EXERCISE INSTRUCTIONS. Collect every line below that contains the word "Display".

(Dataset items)
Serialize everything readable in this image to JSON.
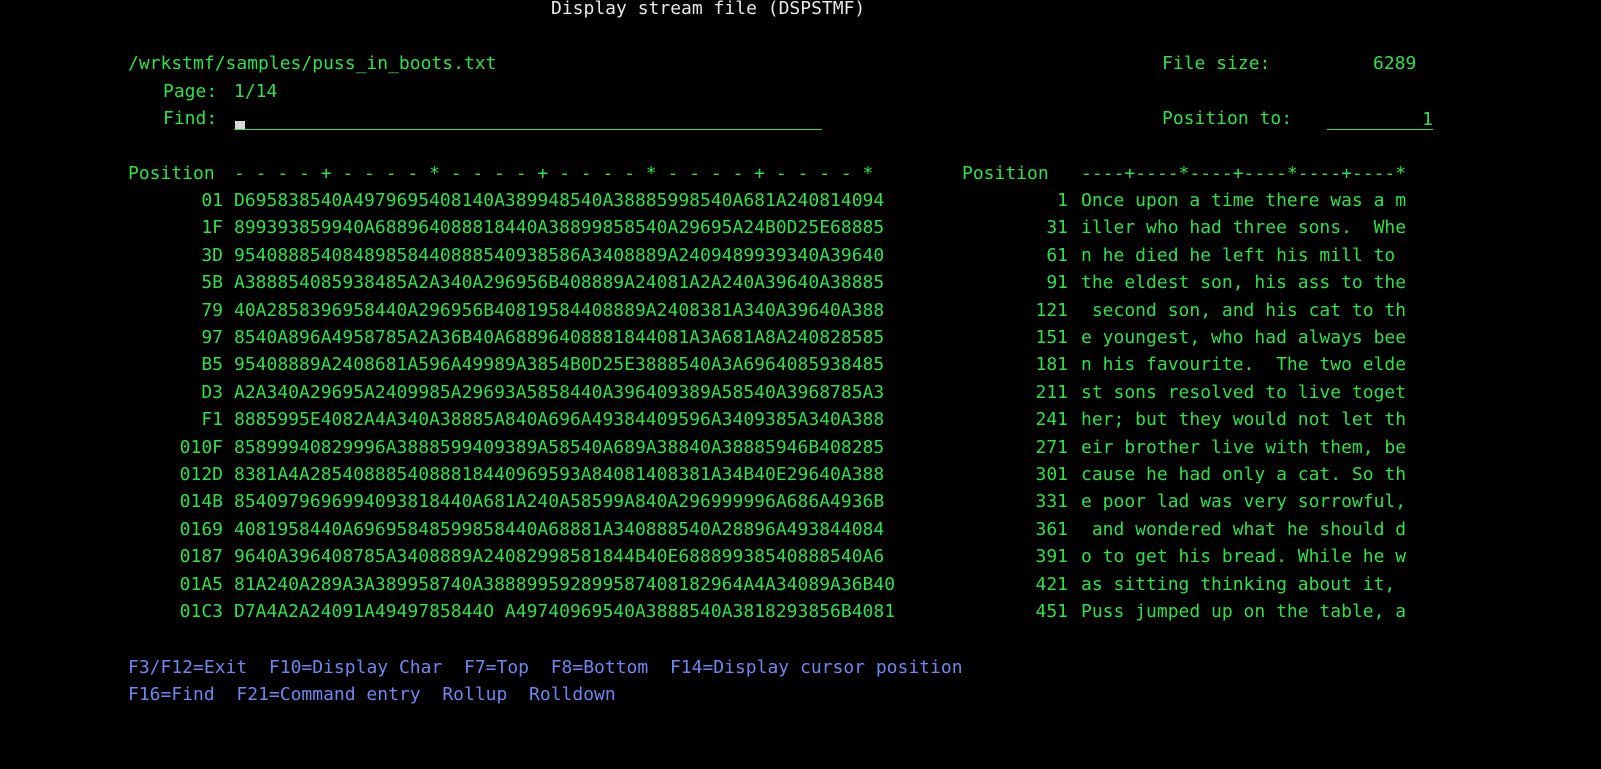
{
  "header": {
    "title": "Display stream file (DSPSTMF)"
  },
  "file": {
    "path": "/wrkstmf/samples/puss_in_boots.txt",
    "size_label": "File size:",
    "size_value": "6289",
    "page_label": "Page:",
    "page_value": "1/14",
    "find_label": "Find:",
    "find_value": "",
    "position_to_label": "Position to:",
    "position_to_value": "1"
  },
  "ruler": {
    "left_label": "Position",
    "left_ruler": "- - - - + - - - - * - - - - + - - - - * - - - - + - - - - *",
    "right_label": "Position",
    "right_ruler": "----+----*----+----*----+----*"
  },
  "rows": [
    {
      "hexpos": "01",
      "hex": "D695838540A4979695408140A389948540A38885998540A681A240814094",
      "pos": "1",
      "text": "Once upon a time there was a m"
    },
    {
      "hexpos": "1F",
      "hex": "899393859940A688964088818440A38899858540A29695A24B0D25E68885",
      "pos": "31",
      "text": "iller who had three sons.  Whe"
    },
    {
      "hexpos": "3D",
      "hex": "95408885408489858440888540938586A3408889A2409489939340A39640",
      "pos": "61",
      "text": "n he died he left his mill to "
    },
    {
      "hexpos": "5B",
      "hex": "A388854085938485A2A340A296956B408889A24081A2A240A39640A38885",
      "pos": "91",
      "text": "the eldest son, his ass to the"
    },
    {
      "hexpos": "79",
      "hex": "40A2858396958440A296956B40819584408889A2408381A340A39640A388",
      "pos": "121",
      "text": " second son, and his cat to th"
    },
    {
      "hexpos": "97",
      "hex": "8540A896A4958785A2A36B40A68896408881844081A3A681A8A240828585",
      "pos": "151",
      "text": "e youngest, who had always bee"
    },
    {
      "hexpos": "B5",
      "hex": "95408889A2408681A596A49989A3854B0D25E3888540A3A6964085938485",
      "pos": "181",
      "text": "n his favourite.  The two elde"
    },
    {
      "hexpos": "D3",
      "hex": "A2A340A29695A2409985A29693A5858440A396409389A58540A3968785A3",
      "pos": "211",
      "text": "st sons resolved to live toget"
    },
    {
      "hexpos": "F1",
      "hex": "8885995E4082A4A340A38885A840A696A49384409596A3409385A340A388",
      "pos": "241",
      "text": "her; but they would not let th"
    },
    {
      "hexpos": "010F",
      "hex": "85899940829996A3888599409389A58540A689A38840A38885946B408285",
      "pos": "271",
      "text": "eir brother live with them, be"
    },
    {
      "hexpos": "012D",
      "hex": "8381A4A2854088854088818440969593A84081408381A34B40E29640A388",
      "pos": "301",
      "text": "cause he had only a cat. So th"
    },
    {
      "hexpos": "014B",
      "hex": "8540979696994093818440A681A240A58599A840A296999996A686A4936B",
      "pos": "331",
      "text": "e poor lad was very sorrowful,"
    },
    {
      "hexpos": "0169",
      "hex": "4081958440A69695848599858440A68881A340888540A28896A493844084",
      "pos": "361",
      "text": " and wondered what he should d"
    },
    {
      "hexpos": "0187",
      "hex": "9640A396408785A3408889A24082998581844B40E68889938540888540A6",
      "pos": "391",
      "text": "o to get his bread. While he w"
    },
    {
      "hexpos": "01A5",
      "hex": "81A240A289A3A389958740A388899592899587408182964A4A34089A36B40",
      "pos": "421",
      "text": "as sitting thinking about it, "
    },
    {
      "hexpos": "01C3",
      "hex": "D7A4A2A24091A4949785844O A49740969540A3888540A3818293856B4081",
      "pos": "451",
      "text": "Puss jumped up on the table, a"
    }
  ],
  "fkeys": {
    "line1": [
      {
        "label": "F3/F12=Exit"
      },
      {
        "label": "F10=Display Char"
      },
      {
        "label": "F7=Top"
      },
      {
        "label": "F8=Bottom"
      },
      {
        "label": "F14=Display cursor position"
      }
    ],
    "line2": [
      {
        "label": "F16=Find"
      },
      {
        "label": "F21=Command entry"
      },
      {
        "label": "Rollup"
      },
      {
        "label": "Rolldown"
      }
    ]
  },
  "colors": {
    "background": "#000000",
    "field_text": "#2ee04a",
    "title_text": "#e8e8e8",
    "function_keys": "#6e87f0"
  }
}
--
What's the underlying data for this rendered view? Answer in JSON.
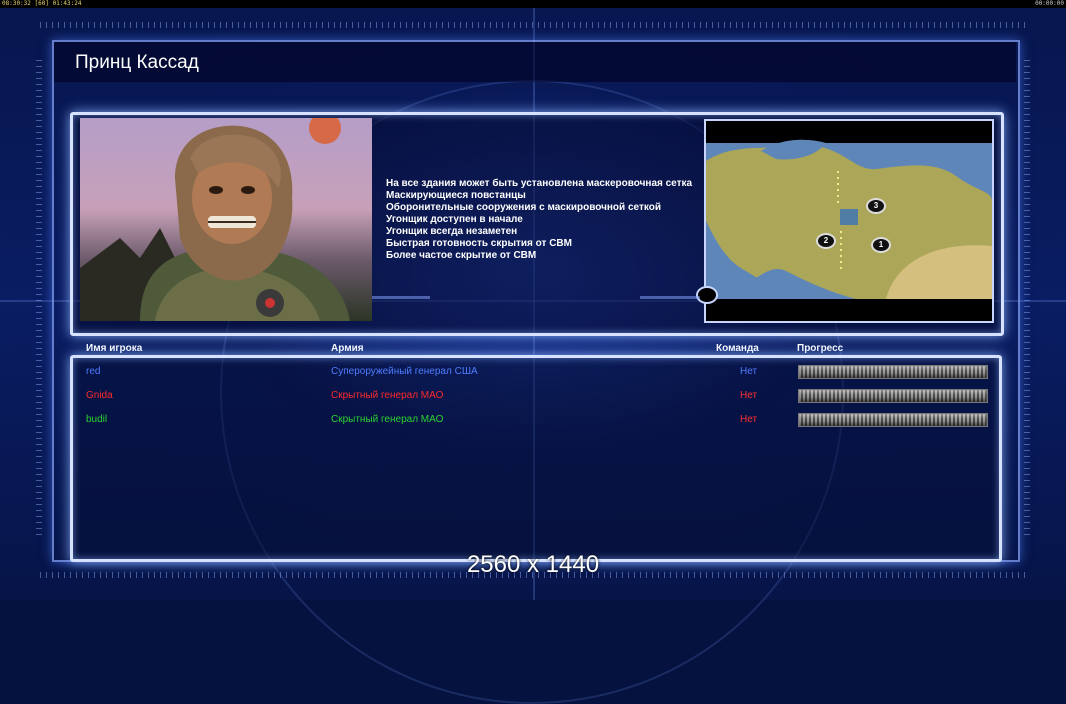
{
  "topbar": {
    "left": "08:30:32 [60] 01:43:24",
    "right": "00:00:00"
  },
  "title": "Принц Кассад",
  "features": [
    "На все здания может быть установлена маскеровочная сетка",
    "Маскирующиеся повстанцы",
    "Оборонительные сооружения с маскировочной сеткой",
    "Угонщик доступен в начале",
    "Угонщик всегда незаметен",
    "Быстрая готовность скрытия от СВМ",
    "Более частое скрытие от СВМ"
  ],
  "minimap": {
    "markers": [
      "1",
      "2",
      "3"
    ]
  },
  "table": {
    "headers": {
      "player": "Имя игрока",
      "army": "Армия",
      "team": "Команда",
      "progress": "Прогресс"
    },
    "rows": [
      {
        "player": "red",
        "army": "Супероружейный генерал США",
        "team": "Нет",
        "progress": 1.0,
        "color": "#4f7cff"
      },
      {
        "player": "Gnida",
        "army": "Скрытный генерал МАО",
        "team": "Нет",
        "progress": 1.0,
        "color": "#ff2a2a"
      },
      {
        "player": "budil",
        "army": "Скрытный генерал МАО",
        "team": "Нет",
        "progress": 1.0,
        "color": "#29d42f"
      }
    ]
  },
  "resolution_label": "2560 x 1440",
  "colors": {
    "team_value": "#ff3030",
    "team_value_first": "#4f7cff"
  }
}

SOLUTION TO THIS EXERCISE.
    "title": "Display stream file (DSPSTMF)"
        "label": "F10=Display Char"
        "label": "F14=Display cursor position"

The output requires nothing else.